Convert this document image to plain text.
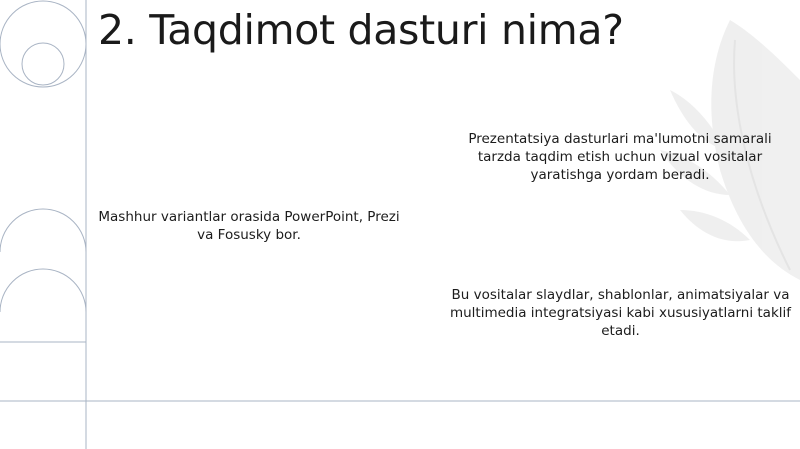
2. Taqdimot dasturi nima?
Prezentatsiya dasturlari ma'lumotni samarali tarzda taqdim etish uchun vizual vositalar yaratishga yordam beradi.
Mashhur variantlar orasida PowerPoint, Prezi va Fosusky bor.
Bu vositalar slaydlar, shablonlar, animatsiyalar va multimedia integratsiyasi kabi xususiyatlarni taklif etadi.
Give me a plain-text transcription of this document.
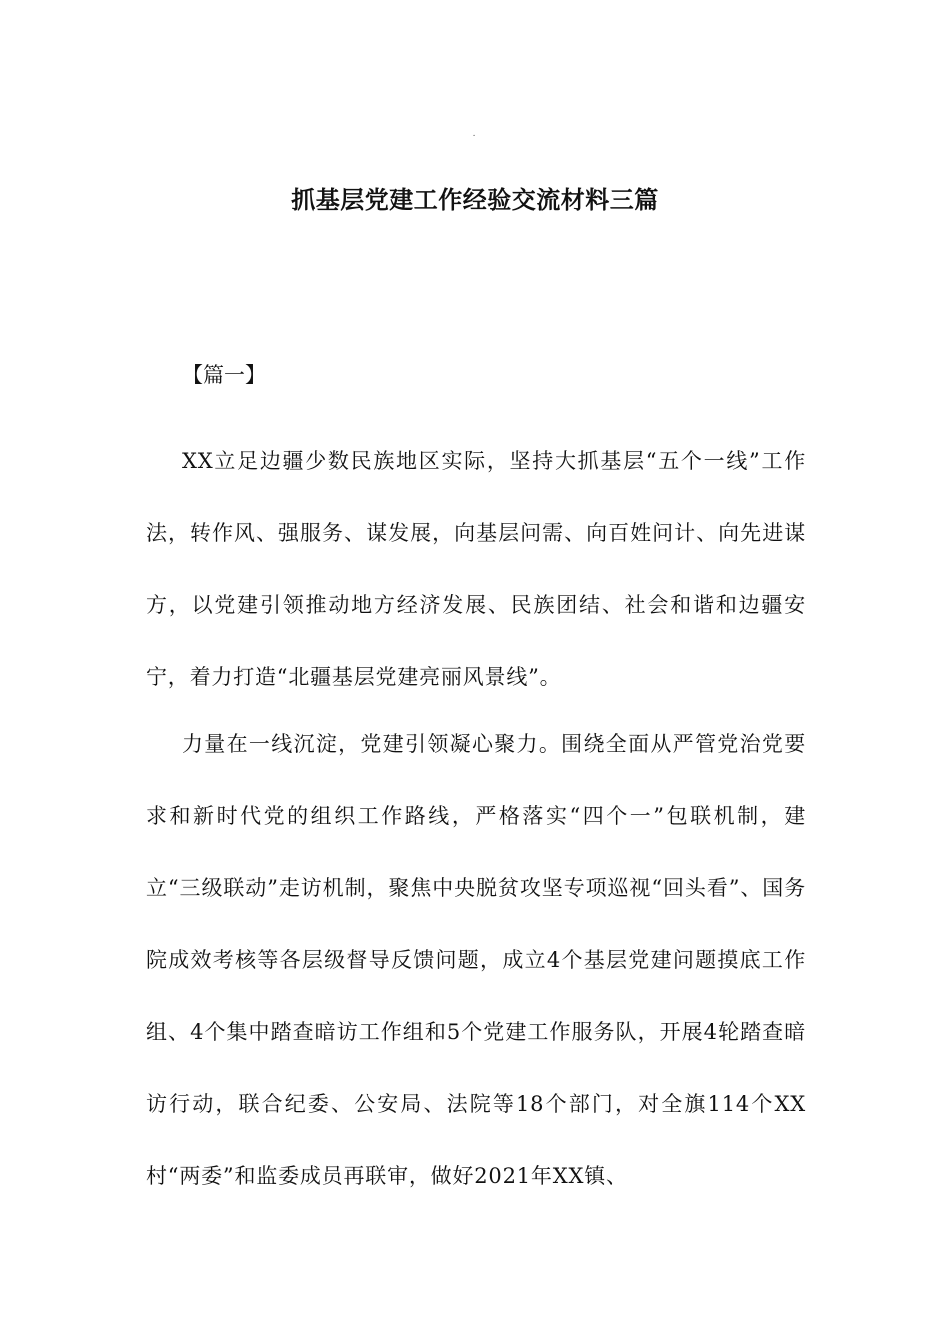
.
抓基层党建工作经验交流材料三篇
【篇一】

XX立足边疆少数民族地区实际，坚持大抓基层“五个一线”工作法，转作风、强服务、谋发展，向基层问需、向百姓问计、向先进谋方，以党建引领推动地方经济发展、民族团结、社会和谐和边疆安宁，着力打造“北疆基层党建亮丽风景线”。

力量在一线沉淀，党建引领凝心聚力。围绕全面从严管党治党要求和新时代党的组织工作路线，严格落实“四个一”包联机制，建立“三级联动”走访机制，聚焦中央脱贫攻坚专项巡视“回头看”、国务院成效考核等各层级督导反馈问题，成立4个基层党建问题摸底工作组、4个集中踏查暗访工作组和5个党建工作服务队，开展4轮踏查暗访行动，联合纪委、公安局、法院等18个部门，对全旗114个XX村“两委”和监委成员再联审，做好2021年XX镇、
--------------------
TASK DIRECTIONS: Track down every line of the material containing the string "plain", and copy it.

TASK RESPONSE:
Convert this document image to plain text.
Give me a plain-text transcription of this document.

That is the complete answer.